__WORK TO BE COMPLETED__
In how many lines of the data does the word "Plot" appear? Give the number by itself.

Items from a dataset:
■ ■ ■ ■ ■

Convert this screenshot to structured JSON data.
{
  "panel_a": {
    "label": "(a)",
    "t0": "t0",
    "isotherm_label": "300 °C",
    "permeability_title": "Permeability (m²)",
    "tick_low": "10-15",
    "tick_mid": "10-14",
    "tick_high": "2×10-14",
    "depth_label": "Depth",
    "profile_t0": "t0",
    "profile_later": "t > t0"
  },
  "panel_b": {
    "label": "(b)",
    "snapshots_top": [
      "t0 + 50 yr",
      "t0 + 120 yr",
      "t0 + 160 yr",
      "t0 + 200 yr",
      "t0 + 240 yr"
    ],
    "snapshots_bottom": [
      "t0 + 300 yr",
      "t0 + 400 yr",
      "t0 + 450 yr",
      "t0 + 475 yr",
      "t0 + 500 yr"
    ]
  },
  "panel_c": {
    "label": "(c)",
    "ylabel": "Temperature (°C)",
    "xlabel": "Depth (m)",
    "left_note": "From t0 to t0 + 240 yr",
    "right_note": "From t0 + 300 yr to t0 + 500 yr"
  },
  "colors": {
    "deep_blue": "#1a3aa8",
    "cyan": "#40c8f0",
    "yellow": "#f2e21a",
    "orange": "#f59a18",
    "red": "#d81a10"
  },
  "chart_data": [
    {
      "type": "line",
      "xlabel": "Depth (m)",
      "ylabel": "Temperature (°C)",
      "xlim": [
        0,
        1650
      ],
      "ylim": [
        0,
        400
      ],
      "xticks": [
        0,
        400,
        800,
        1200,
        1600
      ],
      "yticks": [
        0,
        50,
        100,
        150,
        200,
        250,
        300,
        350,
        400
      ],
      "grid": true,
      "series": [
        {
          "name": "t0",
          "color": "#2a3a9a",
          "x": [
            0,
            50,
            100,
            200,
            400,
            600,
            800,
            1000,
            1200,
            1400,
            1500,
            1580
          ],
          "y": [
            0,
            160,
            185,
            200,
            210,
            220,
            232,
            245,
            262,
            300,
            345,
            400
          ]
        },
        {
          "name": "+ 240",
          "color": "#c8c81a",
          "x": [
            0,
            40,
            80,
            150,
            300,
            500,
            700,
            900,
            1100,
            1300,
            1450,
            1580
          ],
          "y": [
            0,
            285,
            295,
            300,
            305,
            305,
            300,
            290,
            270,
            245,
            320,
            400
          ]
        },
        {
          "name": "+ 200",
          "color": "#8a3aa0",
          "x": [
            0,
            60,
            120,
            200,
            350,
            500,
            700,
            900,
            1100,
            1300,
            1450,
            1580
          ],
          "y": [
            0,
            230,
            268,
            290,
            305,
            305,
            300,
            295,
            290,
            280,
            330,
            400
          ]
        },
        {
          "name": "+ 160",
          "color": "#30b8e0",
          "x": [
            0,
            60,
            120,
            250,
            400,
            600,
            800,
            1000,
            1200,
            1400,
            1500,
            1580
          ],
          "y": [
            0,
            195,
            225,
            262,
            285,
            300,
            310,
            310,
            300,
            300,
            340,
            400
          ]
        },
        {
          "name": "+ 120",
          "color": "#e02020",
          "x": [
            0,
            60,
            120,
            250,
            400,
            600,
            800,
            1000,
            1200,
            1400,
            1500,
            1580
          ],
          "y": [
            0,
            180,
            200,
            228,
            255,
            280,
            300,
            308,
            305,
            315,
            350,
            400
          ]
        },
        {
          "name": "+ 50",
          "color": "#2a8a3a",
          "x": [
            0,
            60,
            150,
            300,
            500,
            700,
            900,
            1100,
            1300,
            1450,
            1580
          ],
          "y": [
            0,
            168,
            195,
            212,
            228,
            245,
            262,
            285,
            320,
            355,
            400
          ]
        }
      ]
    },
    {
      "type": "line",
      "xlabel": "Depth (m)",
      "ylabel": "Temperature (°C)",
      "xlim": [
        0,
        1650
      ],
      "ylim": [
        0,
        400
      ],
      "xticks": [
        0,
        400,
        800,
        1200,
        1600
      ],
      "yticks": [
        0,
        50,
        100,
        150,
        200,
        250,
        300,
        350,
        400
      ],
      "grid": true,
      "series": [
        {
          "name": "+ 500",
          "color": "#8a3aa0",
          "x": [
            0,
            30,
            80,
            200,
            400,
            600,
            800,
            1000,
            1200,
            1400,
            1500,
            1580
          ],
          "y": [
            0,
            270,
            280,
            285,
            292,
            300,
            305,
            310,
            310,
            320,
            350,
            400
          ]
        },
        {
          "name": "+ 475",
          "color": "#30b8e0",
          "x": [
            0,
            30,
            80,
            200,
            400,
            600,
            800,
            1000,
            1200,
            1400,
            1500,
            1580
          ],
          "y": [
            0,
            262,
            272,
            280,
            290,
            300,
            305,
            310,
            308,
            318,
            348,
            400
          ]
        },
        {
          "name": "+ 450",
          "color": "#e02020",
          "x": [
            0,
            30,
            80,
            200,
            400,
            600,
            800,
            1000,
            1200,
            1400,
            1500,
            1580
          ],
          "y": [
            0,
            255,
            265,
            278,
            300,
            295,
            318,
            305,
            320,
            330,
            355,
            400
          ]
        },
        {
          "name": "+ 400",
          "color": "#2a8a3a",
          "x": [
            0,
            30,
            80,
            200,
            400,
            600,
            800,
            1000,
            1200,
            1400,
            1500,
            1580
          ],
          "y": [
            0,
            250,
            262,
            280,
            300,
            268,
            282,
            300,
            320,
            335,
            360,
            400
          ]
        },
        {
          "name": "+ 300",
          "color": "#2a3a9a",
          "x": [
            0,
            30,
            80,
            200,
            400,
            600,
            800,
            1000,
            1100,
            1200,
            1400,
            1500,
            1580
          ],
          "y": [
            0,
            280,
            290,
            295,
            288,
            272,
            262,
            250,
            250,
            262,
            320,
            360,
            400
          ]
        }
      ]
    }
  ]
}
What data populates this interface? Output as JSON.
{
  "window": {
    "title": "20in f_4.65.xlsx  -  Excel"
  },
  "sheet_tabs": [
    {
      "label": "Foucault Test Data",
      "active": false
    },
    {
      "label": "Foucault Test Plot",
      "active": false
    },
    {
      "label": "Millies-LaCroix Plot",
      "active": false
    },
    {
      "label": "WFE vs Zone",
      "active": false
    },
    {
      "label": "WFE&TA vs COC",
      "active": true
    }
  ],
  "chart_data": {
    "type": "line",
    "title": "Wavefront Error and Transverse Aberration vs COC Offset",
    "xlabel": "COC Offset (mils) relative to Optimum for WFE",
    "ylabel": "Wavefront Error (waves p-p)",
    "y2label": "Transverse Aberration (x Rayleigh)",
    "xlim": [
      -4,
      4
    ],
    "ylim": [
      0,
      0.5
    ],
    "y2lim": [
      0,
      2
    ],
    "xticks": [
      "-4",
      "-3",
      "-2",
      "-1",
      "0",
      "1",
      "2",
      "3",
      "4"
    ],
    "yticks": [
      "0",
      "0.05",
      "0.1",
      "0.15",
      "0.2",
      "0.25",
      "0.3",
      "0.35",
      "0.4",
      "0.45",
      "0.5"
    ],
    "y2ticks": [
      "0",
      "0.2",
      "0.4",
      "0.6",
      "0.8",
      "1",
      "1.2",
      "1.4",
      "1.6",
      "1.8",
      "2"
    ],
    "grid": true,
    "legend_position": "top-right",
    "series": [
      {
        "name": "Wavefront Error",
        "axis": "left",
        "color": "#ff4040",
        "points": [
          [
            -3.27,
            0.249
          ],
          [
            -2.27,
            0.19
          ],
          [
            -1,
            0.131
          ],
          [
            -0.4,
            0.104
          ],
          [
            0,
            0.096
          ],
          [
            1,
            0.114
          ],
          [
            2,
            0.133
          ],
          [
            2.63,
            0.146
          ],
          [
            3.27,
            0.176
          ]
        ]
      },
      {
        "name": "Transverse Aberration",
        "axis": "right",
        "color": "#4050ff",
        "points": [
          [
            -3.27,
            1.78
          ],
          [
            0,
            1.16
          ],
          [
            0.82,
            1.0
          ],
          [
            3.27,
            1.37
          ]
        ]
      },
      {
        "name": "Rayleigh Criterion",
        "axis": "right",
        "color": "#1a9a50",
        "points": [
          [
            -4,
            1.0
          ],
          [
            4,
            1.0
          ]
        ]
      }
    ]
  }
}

■ ■ ■ ■ ■

__CORRECT RESPONSE__
2